- Your task -
Your copy of the material below should match it exactly, except that it holds no pictures.

'''

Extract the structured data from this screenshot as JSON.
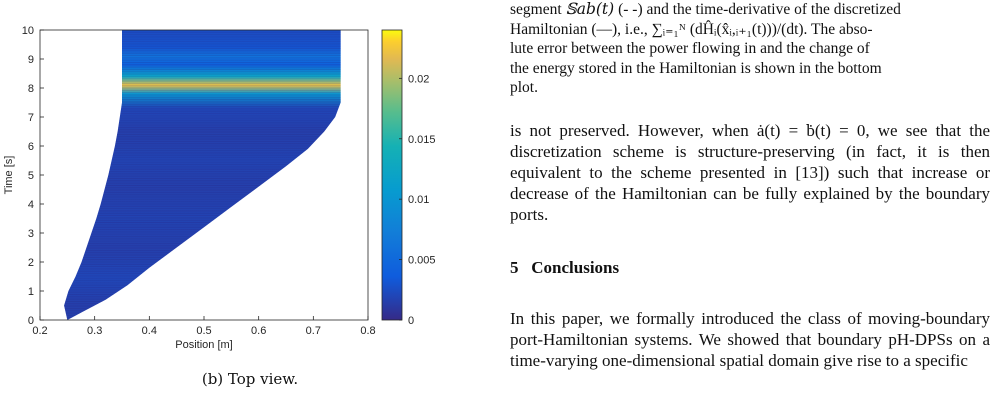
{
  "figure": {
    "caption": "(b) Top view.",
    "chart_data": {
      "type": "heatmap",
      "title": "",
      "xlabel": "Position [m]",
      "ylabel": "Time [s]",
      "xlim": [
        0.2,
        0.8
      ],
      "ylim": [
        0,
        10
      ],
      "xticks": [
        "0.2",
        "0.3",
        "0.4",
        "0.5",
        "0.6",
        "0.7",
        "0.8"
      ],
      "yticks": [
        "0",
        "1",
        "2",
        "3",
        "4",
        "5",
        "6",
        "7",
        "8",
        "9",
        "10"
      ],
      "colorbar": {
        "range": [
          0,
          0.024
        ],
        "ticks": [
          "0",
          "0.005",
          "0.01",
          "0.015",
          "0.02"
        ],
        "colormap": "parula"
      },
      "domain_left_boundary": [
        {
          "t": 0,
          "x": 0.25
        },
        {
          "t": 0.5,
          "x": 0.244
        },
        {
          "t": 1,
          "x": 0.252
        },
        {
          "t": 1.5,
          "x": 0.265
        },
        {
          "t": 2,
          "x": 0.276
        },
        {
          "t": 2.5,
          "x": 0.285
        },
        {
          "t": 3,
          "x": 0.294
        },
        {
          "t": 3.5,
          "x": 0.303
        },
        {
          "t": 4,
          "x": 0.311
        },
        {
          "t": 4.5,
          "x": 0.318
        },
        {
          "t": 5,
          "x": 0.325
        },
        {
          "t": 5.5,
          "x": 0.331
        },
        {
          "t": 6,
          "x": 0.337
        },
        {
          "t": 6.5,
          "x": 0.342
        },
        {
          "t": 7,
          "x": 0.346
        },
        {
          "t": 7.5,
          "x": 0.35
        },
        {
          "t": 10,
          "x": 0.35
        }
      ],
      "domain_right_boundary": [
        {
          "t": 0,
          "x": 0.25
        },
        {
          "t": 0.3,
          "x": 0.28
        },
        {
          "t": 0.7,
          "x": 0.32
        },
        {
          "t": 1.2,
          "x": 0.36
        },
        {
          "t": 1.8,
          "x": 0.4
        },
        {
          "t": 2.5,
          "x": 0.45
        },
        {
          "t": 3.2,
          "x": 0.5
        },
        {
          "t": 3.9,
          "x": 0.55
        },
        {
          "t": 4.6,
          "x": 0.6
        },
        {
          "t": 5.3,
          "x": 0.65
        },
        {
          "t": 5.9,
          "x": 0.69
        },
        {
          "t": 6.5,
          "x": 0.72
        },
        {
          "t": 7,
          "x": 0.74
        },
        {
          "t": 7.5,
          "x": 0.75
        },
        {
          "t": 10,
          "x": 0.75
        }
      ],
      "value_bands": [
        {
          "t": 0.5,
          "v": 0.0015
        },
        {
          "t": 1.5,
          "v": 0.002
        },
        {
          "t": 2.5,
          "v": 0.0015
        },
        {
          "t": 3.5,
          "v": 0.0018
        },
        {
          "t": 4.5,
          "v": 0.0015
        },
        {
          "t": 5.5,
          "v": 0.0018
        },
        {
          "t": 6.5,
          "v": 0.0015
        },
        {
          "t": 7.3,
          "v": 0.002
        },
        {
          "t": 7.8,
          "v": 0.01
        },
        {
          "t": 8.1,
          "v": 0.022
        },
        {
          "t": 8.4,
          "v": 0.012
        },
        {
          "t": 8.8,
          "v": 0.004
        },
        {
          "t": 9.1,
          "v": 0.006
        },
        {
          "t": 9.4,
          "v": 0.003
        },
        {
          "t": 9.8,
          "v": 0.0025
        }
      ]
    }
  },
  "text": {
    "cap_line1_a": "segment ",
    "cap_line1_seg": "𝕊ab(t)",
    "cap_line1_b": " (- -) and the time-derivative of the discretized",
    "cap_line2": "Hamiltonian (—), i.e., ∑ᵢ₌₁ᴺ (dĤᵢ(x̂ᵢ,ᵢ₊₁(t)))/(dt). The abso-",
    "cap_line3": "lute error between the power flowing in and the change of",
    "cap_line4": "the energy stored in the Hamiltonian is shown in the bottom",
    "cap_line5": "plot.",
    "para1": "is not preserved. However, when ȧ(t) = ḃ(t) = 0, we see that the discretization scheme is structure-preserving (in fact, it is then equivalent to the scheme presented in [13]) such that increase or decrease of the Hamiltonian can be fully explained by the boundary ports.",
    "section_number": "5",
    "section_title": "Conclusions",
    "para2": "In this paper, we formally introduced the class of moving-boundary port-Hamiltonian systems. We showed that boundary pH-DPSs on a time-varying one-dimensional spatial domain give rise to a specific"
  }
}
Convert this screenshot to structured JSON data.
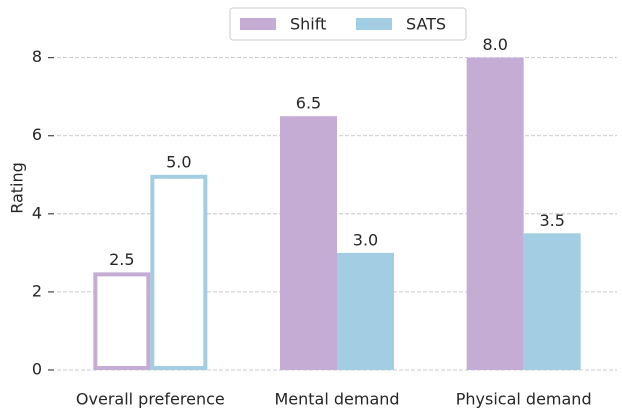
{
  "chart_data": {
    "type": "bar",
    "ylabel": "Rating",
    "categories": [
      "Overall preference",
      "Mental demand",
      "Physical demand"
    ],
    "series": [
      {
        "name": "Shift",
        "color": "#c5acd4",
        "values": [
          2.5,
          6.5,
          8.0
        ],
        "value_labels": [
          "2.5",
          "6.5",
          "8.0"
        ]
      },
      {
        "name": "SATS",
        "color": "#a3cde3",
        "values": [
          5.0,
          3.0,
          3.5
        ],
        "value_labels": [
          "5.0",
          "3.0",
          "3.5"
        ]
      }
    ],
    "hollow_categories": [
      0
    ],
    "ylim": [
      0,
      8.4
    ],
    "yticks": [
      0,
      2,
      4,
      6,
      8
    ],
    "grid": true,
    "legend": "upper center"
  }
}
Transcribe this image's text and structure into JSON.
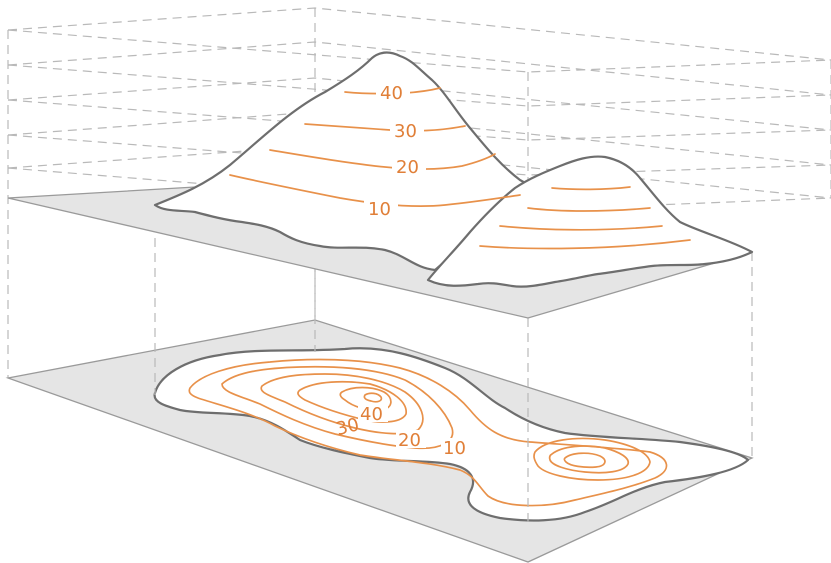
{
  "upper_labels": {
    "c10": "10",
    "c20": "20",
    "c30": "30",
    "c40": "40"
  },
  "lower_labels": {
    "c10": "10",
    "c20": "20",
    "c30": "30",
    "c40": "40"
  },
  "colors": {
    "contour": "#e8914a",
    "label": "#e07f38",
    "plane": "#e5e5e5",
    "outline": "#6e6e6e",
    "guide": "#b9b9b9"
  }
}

'''

- Result for this task -
Extract the structured data from this screenshot as JSON.
{
  "figure": {
    "caption": "(b) Top view.",
    "chart_data": {
      "type": "heatmap",
      "title": "",
      "xlabel": "Position [m]",
      "ylabel": "Time [s]",
      "xlim": [
        0.2,
        0.8
      ],
      "ylim": [
        0,
        10
      ],
      "xticks": [
        "0.2",
        "0.3",
        "0.4",
        "0.5",
        "0.6",
        "0.7",
        "0.8"
      ],
      "yticks": [
        "0",
        "1",
        "2",
        "3",
        "4",
        "5",
        "6",
        "7",
        "8",
        "9",
        "10"
      ],
      "colorbar": {
        "range": [
          0,
          0.024
        ],
        "ticks": [
          "0",
          "0.005",
          "0.01",
          "0.015",
          "0.02"
        ],
        "colormap": "parula"
      },
      "domain_left_boundary": [
        {
          "t": 0,
          "x": 0.25
        },
        {
          "t": 0.5,
          "x": 0.244
        },
        {
          "t": 1,
          "x": 0.252
        },
        {
          "t": 1.5,
          "x": 0.265
        },
        {
          "t": 2,
          "x": 0.276
        },
        {
          "t": 2.5,
          "x": 0.285
        },
        {
          "t": 3,
          "x": 0.294
        },
        {
          "t": 3.5,
          "x": 0.303
        },
        {
          "t": 4,
          "x": 0.311
        },
        {
          "t": 4.5,
          "x": 0.318
        },
        {
          "t": 5,
          "x": 0.325
        },
        {
          "t": 5.5,
          "x": 0.331
        },
        {
          "t": 6,
          "x": 0.337
        },
        {
          "t": 6.5,
          "x": 0.342
        },
        {
          "t": 7,
          "x": 0.346
        },
        {
          "t": 7.5,
          "x": 0.35
        },
        {
          "t": 10,
          "x": 0.35
        }
      ],
      "domain_right_boundary": [
        {
          "t": 0,
          "x": 0.25
        },
        {
          "t": 0.3,
          "x": 0.28
        },
        {
          "t": 0.7,
          "x": 0.32
        },
        {
          "t": 1.2,
          "x": 0.36
        },
        {
          "t": 1.8,
          "x": 0.4
        },
        {
          "t": 2.5,
          "x": 0.45
        },
        {
          "t": 3.2,
          "x": 0.5
        },
        {
          "t": 3.9,
          "x": 0.55
        },
        {
          "t": 4.6,
          "x": 0.6
        },
        {
          "t": 5.3,
          "x": 0.65
        },
        {
          "t": 5.9,
          "x": 0.69
        },
        {
          "t": 6.5,
          "x": 0.72
        },
        {
          "t": 7,
          "x": 0.74
        },
        {
          "t": 7.5,
          "x": 0.75
        },
        {
          "t": 10,
          "x": 0.75
        }
      ],
      "value_bands": [
        {
          "t": 0.5,
          "v": 0.0015
        },
        {
          "t": 1.5,
          "v": 0.002
        },
        {
          "t": 2.5,
          "v": 0.0015
        },
        {
          "t": 3.5,
          "v": 0.0018
        },
        {
          "t": 4.5,
          "v": 0.0015
        },
        {
          "t": 5.5,
          "v": 0.0018
        },
        {
          "t": 6.5,
          "v": 0.0015
        },
        {
          "t": 7.3,
          "v": 0.002
        },
        {
          "t": 7.8,
          "v": 0.01
        },
        {
          "t": 8.1,
          "v": 0.022
        },
        {
          "t": 8.4,
          "v": 0.012
        },
        {
          "t": 8.8,
          "v": 0.004
        },
        {
          "t": 9.1,
          "v": 0.006
        },
        {
          "t": 9.4,
          "v": 0.003
        },
        {
          "t": 9.8,
          "v": 0.0025
        }
      ]
    }
  },
  "text": {
    "cap_line1_a": "segment ",
    "cap_line1_seg": "𝕊ab(t)",
    "cap_line1_b": " (- -) and the time-derivative of the discretized",
    "cap_line2": "Hamiltonian (—), i.e., ∑ᵢ₌₁ᴺ (dĤᵢ(x̂ᵢ,ᵢ₊₁(t)))/(dt). The abso-",
    "cap_line3": "lute error between the power flowing in and the change of",
    "cap_line4": "the energy stored in the Hamiltonian is shown in the bottom",
    "cap_line5": "plot.",
    "para1": "is not preserved. However, when ȧ(t) = ḃ(t) = 0, we see that the discretization scheme is structure-preserving (in fact, it is then equivalent to the scheme presented in [13]) such that increase or decrease of the Hamiltonian can be fully explained by the boundary ports.",
    "section_number": "5",
    "section_title": "Conclusions",
    "para2": "In this paper, we formally introduced the class of moving-boundary port-Hamiltonian systems. We showed that boundary pH-DPSs on a time-varying one-dimensional spatial domain give rise to a specific"
  }
}
Convert this screenshot to structured JSON data.
{
  "chart_data": {
    "type": "bar",
    "ylabel": "Rating",
    "categories": [
      "Overall preference",
      "Mental demand",
      "Physical demand"
    ],
    "series": [
      {
        "name": "Shift",
        "color": "#c5acd4",
        "values": [
          2.5,
          6.5,
          8.0
        ],
        "value_labels": [
          "2.5",
          "6.5",
          "8.0"
        ]
      },
      {
        "name": "SATS",
        "color": "#a3cde3",
        "values": [
          5.0,
          3.0,
          3.5
        ],
        "value_labels": [
          "5.0",
          "3.0",
          "3.5"
        ]
      }
    ],
    "hollow_categories": [
      0
    ],
    "ylim": [
      0,
      8.4
    ],
    "yticks": [
      0,
      2,
      4,
      6,
      8
    ],
    "grid": true,
    "legend": "upper center"
  }
}
Transcribe this image's text and structure into JSON.
{
  "upper_labels": {
    "c10": "10",
    "c20": "20",
    "c30": "30",
    "c40": "40"
  },
  "lower_labels": {
    "c10": "10",
    "c20": "20",
    "c30": "30",
    "c40": "40"
  },
  "colors": {
    "contour": "#e8914a",
    "label": "#e07f38",
    "plane": "#e5e5e5",
    "outline": "#6e6e6e",
    "guide": "#b9b9b9"
  }
}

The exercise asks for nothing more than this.